Answer with nothing except the number of lines that contain the word "grid".
--- start ---
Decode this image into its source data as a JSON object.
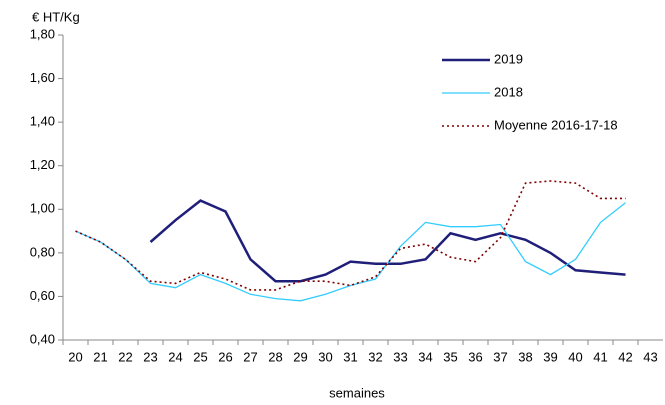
{
  "chart_data": {
    "type": "line",
    "y_axis_label": "€ HT/Kg",
    "x_axis_label": "semaines",
    "categories": [
      "20",
      "21",
      "22",
      "23",
      "24",
      "25",
      "26",
      "27",
      "28",
      "29",
      "30",
      "31",
      "32",
      "33",
      "34",
      "35",
      "36",
      "37",
      "38",
      "39",
      "40",
      "41",
      "42",
      "43"
    ],
    "ylim": [
      0.4,
      1.8
    ],
    "yticks": [
      {
        "value": 0.4,
        "label": "0,40"
      },
      {
        "value": 0.6,
        "label": "0,60"
      },
      {
        "value": 0.8,
        "label": "0,80"
      },
      {
        "value": 1.0,
        "label": "1,00"
      },
      {
        "value": 1.2,
        "label": "1,20"
      },
      {
        "value": 1.4,
        "label": "1,40"
      },
      {
        "value": 1.6,
        "label": "1,60"
      },
      {
        "value": 1.8,
        "label": "1,80"
      }
    ],
    "grid": false,
    "legend": "upper right",
    "series": [
      {
        "name": "2019",
        "color": "#1f1f7a",
        "style": "solid",
        "values": [
          null,
          null,
          null,
          0.85,
          0.95,
          1.04,
          0.99,
          0.77,
          0.67,
          0.67,
          0.7,
          0.76,
          0.75,
          0.75,
          0.77,
          0.89,
          0.86,
          0.89,
          0.86,
          0.8,
          0.72,
          0.71,
          0.7,
          null
        ]
      },
      {
        "name": "2018",
        "color": "#33ccff",
        "style": "solid",
        "values": [
          0.9,
          0.85,
          0.77,
          0.66,
          0.64,
          0.7,
          0.66,
          0.61,
          0.59,
          0.58,
          0.61,
          0.65,
          0.68,
          0.83,
          0.94,
          0.92,
          0.92,
          0.93,
          0.76,
          0.7,
          0.77,
          0.94,
          1.03,
          null
        ]
      },
      {
        "name": "Moyenne 2016-17-18",
        "color": "#800000",
        "style": "dotted",
        "values": [
          0.9,
          0.85,
          0.77,
          0.67,
          0.66,
          0.71,
          0.68,
          0.63,
          0.63,
          0.67,
          0.67,
          0.65,
          0.69,
          0.82,
          0.84,
          0.78,
          0.76,
          0.87,
          1.12,
          1.13,
          1.12,
          1.05,
          1.05,
          null
        ]
      }
    ]
  }
}
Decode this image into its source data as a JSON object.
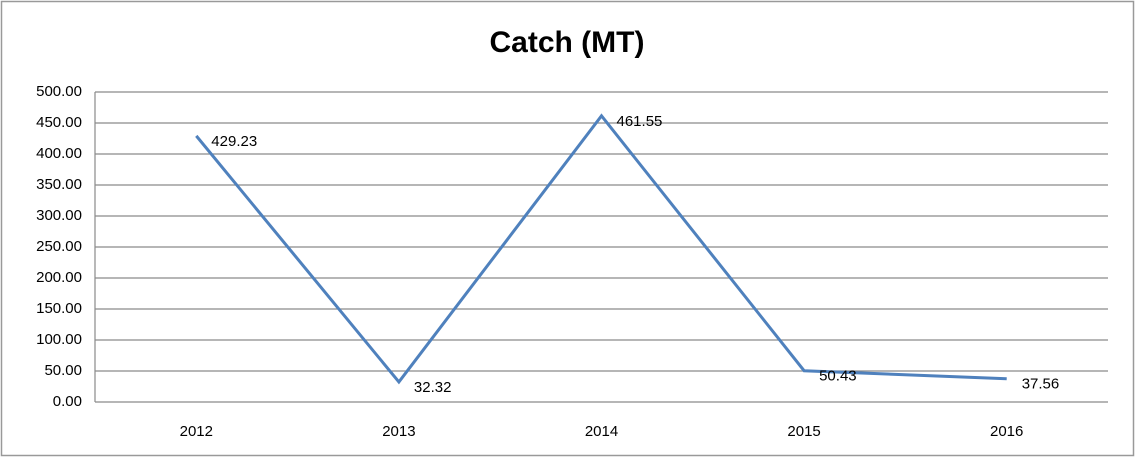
{
  "chart_data": {
    "type": "line",
    "title": "Catch (MT)",
    "categories": [
      "2012",
      "2013",
      "2014",
      "2015",
      "2016"
    ],
    "series": [
      {
        "name": "Catch (MT)",
        "color": "#4f81bd",
        "values": [
          429.23,
          32.32,
          461.55,
          50.43,
          37.56
        ]
      }
    ],
    "ylim": [
      0,
      500
    ],
    "yticks": [
      {
        "value": 0,
        "label": "0.00"
      },
      {
        "value": 50,
        "label": "50.00"
      },
      {
        "value": 100,
        "label": "100.00"
      },
      {
        "value": 150,
        "label": "150.00"
      },
      {
        "value": 200,
        "label": "200.00"
      },
      {
        "value": 250,
        "label": "250.00"
      },
      {
        "value": 300,
        "label": "300.00"
      },
      {
        "value": 350,
        "label": "350.00"
      },
      {
        "value": 400,
        "label": "400.00"
      },
      {
        "value": 450,
        "label": "450.00"
      },
      {
        "value": 500,
        "label": "500.00"
      }
    ],
    "grid": true
  }
}
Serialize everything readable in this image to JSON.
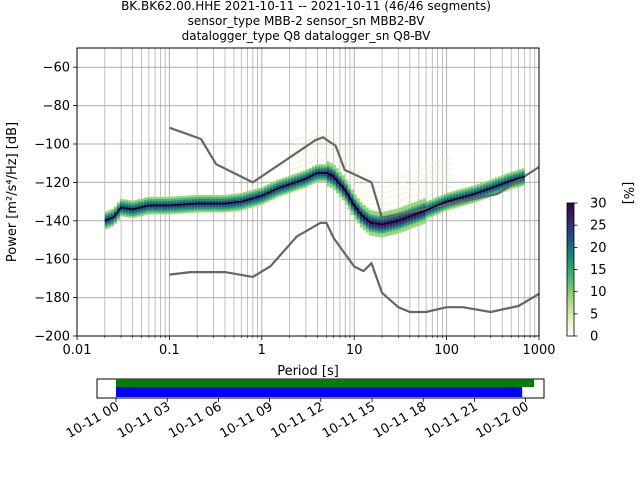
{
  "title_lines": [
    "BK.BK62.00.HHE   2021-10-11 -- 2021-10-11  (46/46 segments)",
    "sensor_type MBB-2 sensor_sn MBB2-BV",
    "datalogger_type Q8 datalogger_sn Q8-BV"
  ],
  "colors": {
    "mean": "#000000",
    "noise_models": "#666666",
    "grid": "#b0b0b0",
    "coverage_top": "#008000",
    "coverage_bottom": "#0000ff",
    "colormap": [
      "#ffffff",
      "#e4f2c0",
      "#9ad27a",
      "#3fb56c",
      "#16877c",
      "#1f4f82",
      "#3a1d67",
      "#2d0a3f"
    ]
  },
  "chart_data": {
    "type": "heatmap",
    "xlabel": "Period [s]",
    "ylabel": "Power [m²/s⁴/Hz] [dB]",
    "xscale": "log",
    "xlim": [
      0.01,
      1000
    ],
    "ylim": [
      -200,
      -50
    ],
    "xticks": [
      {
        "value": 0.01,
        "label": "0.01"
      },
      {
        "value": 0.1,
        "label": "0.1"
      },
      {
        "value": 1,
        "label": "1"
      },
      {
        "value": 10,
        "label": "10"
      },
      {
        "value": 100,
        "label": "100"
      },
      {
        "value": 1000,
        "label": "1000"
      }
    ],
    "yticks": [
      -60,
      -80,
      -100,
      -120,
      -140,
      -160,
      -180,
      -200
    ],
    "ytick_labels": [
      "−60",
      "−80",
      "−100",
      "−120",
      "−140",
      "−160",
      "−180",
      "−200"
    ],
    "grid": true,
    "colorbar": {
      "label": "[%]",
      "range": [
        0,
        30
      ],
      "ticks": [
        0,
        5,
        10,
        15,
        20,
        25,
        30
      ]
    },
    "mean_curve": [
      [
        0.02,
        -140
      ],
      [
        0.025,
        -138
      ],
      [
        0.03,
        -133
      ],
      [
        0.04,
        -134
      ],
      [
        0.06,
        -132
      ],
      [
        0.1,
        -132
      ],
      [
        0.2,
        -131
      ],
      [
        0.4,
        -131
      ],
      [
        0.6,
        -130
      ],
      [
        1,
        -127
      ],
      [
        1.5,
        -123
      ],
      [
        2,
        -121
      ],
      [
        3,
        -118
      ],
      [
        4,
        -115
      ],
      [
        5,
        -115
      ],
      [
        6,
        -117
      ],
      [
        8,
        -124
      ],
      [
        10,
        -132
      ],
      [
        12,
        -137
      ],
      [
        15,
        -141
      ],
      [
        20,
        -142
      ],
      [
        30,
        -140
      ],
      [
        50,
        -136
      ],
      [
        80,
        -132
      ],
      [
        100,
        -130
      ],
      [
        200,
        -126
      ],
      [
        300,
        -123
      ],
      [
        500,
        -119
      ],
      [
        700,
        -117
      ]
    ],
    "noise_model_high": [
      [
        0.1,
        -91.5
      ],
      [
        0.22,
        -97.4
      ],
      [
        0.32,
        -110.5
      ],
      [
        0.8,
        -120
      ],
      [
        3.8,
        -98
      ],
      [
        4.6,
        -96.5
      ],
      [
        6.3,
        -101
      ],
      [
        7.9,
        -113.5
      ],
      [
        15.4,
        -120
      ],
      [
        20,
        -138.5
      ],
      [
        354.8,
        -126
      ],
      [
        1000,
        -112
      ]
    ],
    "noise_model_low": [
      [
        0.1,
        -168
      ],
      [
        0.17,
        -166.7
      ],
      [
        0.4,
        -166.7
      ],
      [
        0.8,
        -169.2
      ],
      [
        1.24,
        -163.7
      ],
      [
        2.4,
        -148.1
      ],
      [
        4.3,
        -141.1
      ],
      [
        5.0,
        -141.1
      ],
      [
        6.0,
        -149.0
      ],
      [
        10.0,
        -163.8
      ],
      [
        12.6,
        -166.2
      ],
      [
        15.4,
        -162.1
      ],
      [
        20.0,
        -177.5
      ],
      [
        30.0,
        -185.0
      ],
      [
        40,
        -187.5
      ],
      [
        60,
        -187.5
      ],
      [
        100,
        -185
      ],
      [
        150,
        -185
      ],
      [
        300,
        -187.5
      ],
      [
        600,
        -184.4
      ],
      [
        1000,
        -178
      ]
    ],
    "time_axis": {
      "ticks": [
        "10-11 00",
        "10-11 03",
        "10-11 06",
        "10-11 09",
        "10-11 12",
        "10-11 15",
        "10-11 18",
        "10-11 21",
        "10-12 00"
      ],
      "data_coverage_end_hours": 24.5,
      "processed_coverage_end_hours": 23.8
    }
  }
}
--- end ---
Correct output -
4